### INFORMATION SHOWN

[Begin]

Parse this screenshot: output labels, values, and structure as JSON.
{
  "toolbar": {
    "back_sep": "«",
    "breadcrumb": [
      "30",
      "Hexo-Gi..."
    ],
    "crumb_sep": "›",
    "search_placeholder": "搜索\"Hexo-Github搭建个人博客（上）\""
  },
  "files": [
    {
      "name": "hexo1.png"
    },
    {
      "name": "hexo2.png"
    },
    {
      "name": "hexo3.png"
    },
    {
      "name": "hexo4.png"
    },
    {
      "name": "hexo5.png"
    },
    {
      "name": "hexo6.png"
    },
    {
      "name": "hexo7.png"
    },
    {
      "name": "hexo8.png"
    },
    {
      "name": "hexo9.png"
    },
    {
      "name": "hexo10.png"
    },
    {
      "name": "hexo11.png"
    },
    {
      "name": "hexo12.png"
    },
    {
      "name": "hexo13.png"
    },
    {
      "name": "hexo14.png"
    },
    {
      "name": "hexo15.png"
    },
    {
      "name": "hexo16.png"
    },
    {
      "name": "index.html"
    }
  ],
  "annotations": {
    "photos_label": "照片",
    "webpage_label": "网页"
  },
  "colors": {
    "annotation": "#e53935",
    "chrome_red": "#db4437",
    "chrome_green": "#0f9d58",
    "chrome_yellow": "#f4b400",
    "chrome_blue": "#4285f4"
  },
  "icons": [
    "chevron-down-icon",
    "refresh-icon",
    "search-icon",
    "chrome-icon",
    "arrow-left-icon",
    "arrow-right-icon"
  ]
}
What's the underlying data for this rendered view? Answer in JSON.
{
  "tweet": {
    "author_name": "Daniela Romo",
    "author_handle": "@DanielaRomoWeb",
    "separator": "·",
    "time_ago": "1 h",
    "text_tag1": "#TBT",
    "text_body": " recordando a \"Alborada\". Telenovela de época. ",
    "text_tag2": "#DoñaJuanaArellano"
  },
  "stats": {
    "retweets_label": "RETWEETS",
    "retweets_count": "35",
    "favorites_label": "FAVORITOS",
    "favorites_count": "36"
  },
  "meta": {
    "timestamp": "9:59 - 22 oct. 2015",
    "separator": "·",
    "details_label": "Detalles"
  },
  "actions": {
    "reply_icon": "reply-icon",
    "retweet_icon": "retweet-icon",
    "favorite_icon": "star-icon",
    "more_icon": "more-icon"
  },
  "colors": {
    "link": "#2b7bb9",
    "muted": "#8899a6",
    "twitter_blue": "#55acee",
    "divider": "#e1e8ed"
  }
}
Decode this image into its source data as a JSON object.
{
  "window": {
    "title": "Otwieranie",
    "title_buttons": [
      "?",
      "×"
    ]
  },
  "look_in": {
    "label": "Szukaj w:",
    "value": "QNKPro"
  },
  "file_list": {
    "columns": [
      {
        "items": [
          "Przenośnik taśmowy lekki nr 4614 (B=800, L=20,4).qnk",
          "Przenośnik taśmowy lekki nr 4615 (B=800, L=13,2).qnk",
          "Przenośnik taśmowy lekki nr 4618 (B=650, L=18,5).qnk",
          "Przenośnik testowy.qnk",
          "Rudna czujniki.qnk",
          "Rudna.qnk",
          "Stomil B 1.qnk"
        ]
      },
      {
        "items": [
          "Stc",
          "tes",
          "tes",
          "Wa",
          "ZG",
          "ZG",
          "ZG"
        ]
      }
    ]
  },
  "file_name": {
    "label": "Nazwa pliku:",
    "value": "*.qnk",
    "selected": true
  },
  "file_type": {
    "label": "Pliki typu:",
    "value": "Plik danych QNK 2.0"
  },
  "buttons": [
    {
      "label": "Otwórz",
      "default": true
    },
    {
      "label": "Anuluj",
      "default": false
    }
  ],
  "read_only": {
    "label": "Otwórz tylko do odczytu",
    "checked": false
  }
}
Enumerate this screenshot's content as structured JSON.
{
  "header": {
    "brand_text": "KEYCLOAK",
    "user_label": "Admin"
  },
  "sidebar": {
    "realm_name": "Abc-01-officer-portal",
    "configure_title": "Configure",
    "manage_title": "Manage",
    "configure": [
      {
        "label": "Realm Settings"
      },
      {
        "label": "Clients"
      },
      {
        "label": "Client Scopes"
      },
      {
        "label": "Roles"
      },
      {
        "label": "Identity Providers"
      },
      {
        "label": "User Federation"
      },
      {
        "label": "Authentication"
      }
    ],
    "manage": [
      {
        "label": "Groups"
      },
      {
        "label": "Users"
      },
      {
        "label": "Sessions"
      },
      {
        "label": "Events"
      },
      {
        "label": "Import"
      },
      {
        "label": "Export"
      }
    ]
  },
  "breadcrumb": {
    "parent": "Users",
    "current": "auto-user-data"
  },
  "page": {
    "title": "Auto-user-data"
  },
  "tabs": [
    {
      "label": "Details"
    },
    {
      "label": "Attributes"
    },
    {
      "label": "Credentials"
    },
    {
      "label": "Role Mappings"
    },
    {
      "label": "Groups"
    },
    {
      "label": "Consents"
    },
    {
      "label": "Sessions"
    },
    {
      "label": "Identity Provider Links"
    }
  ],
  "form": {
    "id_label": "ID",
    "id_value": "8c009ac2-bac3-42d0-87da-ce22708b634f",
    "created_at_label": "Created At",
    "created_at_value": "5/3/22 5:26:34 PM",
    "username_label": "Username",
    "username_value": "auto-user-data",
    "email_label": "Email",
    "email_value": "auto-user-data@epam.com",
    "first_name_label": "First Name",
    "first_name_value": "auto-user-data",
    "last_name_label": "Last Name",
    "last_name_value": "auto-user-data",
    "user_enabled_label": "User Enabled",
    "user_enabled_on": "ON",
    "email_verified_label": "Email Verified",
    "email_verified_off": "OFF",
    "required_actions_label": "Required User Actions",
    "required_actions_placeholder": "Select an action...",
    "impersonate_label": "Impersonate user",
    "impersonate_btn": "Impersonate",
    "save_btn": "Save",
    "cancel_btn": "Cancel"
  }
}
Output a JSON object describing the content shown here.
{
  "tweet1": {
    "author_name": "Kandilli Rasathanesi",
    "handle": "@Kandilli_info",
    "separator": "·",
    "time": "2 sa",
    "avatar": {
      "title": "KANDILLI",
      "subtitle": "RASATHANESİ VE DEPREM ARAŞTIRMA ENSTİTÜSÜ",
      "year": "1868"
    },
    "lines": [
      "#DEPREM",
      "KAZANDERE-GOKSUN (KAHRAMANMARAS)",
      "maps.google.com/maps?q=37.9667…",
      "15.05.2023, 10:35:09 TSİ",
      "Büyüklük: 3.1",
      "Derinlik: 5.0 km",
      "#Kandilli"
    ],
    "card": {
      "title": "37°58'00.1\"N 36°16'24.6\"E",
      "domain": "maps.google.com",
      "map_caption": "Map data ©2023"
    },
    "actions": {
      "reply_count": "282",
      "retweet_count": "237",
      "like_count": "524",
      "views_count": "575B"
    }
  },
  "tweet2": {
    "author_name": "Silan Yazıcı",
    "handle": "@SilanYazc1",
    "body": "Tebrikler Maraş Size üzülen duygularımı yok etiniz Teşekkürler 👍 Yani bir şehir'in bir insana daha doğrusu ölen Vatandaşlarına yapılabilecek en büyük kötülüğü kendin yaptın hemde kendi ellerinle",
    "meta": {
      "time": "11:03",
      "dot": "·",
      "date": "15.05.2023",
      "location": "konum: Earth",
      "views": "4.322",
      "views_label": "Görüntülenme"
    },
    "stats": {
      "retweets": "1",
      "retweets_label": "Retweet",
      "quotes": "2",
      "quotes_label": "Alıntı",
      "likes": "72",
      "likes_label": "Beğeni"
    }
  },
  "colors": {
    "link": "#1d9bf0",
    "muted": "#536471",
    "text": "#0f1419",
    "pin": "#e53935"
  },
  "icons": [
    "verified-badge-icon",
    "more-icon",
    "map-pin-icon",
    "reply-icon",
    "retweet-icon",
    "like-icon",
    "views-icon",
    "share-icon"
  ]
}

[End]

### TASK
Look through the listing above. Pick out each line with "google" and copy it.

### RESPONSE TO THIS TASK
      "maps.google.com/maps?q=37.9667…",
      "domain": "maps.google.com",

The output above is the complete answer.